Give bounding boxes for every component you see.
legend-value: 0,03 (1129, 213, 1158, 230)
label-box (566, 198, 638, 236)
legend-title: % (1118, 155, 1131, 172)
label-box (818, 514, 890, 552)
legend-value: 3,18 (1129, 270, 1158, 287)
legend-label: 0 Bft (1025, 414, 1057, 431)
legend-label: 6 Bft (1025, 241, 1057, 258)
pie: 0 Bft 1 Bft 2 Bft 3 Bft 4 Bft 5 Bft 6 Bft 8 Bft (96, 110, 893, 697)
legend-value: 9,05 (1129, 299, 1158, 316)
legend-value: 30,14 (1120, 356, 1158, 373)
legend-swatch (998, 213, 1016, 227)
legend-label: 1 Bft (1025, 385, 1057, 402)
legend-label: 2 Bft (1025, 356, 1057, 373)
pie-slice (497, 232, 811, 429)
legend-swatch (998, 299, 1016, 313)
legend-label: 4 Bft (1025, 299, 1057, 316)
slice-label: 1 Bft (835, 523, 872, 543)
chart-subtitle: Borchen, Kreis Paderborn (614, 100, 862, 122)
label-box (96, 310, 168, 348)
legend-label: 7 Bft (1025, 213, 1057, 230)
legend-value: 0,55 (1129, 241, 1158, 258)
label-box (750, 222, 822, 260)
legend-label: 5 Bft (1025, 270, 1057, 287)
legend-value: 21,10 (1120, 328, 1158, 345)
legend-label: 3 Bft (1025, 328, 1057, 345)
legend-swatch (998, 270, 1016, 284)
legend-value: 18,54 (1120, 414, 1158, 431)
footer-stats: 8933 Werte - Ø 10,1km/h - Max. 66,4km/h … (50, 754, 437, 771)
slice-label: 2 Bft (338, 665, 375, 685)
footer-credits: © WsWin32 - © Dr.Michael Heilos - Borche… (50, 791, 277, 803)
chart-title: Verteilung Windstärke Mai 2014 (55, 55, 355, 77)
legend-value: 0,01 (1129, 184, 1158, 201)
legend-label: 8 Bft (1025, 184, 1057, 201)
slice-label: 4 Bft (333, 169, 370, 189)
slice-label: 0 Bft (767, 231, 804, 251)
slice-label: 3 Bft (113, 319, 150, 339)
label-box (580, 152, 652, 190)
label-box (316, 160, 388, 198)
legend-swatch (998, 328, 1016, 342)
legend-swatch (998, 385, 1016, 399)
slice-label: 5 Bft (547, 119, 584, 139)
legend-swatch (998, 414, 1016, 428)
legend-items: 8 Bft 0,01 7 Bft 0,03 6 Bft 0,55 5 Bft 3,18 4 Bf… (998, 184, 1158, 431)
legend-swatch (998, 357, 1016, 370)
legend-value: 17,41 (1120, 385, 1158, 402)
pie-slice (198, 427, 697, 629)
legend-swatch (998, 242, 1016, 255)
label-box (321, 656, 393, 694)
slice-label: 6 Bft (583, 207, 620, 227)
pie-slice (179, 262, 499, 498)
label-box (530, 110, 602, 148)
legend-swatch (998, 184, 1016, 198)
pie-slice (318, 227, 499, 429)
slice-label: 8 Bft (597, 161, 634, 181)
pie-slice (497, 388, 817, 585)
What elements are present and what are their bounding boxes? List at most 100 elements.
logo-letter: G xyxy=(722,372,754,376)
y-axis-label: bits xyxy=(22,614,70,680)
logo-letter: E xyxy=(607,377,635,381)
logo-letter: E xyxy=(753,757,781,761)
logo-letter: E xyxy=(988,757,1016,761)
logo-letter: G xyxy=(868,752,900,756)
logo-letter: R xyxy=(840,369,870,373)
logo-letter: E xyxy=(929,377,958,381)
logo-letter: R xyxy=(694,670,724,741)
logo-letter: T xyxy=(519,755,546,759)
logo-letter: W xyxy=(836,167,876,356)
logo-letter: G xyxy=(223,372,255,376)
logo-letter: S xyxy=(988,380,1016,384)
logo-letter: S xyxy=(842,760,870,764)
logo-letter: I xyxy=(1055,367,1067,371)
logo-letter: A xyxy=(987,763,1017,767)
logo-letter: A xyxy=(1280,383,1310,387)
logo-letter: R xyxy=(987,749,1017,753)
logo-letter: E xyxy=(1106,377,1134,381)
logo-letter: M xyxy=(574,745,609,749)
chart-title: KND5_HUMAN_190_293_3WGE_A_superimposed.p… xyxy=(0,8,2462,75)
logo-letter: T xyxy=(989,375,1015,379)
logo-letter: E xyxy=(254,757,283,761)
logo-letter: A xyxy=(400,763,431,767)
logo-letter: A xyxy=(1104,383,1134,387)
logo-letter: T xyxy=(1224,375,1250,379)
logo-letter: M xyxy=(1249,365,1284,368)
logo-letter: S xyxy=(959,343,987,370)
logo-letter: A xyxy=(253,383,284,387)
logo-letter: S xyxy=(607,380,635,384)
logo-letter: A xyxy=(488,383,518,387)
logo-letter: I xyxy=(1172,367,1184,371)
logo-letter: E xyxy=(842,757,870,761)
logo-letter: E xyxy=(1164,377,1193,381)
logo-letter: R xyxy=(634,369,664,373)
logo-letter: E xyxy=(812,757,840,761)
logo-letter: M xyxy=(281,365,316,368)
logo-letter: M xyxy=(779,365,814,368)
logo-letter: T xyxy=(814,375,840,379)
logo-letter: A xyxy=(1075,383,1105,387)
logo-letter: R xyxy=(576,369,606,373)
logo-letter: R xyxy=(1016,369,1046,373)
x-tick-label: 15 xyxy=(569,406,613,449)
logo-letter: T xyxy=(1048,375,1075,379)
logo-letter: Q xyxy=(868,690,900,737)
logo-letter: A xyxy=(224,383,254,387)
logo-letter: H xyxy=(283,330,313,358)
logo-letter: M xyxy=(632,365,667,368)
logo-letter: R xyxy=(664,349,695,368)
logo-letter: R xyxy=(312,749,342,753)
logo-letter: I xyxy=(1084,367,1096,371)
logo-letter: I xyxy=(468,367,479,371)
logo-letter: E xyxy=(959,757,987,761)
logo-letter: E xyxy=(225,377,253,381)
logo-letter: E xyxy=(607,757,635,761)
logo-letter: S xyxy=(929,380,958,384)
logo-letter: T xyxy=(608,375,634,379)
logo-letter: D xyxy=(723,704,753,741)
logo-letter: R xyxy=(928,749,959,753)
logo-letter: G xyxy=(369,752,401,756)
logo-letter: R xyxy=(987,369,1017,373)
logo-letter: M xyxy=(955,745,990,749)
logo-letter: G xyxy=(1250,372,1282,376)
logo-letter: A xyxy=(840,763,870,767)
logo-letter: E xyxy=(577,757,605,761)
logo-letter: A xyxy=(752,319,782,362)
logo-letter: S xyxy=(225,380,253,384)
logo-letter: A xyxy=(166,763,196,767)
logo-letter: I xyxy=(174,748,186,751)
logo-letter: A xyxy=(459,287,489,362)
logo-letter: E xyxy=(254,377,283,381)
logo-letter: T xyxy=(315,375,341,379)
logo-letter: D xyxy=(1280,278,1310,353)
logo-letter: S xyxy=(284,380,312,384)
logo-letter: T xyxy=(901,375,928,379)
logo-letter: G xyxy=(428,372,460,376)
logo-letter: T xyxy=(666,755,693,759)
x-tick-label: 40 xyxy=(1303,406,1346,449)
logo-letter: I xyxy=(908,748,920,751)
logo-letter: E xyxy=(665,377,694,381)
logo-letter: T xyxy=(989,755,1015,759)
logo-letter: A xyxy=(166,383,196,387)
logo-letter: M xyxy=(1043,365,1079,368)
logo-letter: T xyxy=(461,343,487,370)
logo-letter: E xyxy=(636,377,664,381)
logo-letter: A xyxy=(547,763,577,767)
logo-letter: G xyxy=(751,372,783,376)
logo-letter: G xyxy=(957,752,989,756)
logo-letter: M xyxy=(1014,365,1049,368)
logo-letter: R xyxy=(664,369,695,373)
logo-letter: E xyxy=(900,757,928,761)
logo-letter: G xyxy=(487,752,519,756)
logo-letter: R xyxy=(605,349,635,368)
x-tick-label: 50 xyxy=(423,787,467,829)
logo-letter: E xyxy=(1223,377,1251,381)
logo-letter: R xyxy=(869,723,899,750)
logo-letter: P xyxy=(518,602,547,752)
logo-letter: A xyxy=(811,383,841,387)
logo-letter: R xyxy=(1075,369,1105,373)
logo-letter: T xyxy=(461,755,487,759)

● ● ●

### WORK INSTRUCTIONS:
Rewrite the data from its first line through the line containing "label-box (750, 222, 822, 260)", inclusive, replacing every "Bft" with "Beaufort" and leaving everything else unchanged.

### SOLUTION:
Give bounding boxes for every component you see.
legend-value: 0,03 (1129, 213, 1158, 230)
label-box (566, 198, 638, 236)
legend-title: % (1118, 155, 1131, 172)
label-box (818, 514, 890, 552)
legend-value: 3,18 (1129, 270, 1158, 287)
legend-label: 0 Beaufort (1025, 414, 1057, 431)
legend-label: 6 Beaufort (1025, 241, 1057, 258)
pie: 0 Beaufort 1 Beaufort 2 Beaufort 3 Beaufort 4 Beaufort 5 Beaufort 6 Beaufort 8 Beaufort (96, 110, 893, 697)
legend-value: 9,05 (1129, 299, 1158, 316)
legend-value: 30,14 (1120, 356, 1158, 373)
legend-swatch (998, 213, 1016, 227)
legend-label: 1 Beaufort (1025, 385, 1057, 402)
legend-label: 2 Beaufort (1025, 356, 1057, 373)
pie-slice (497, 232, 811, 429)
legend-swatch (998, 299, 1016, 313)
legend-label: 4 Beaufort (1025, 299, 1057, 316)
slice-label: 1 Beaufort (835, 523, 872, 543)
chart-subtitle: Borchen, Kreis Paderborn (614, 100, 862, 122)
label-box (96, 310, 168, 348)
legend-label: 7 Beaufort (1025, 213, 1057, 230)
legend-value: 0,55 (1129, 241, 1158, 258)
label-box (750, 222, 822, 260)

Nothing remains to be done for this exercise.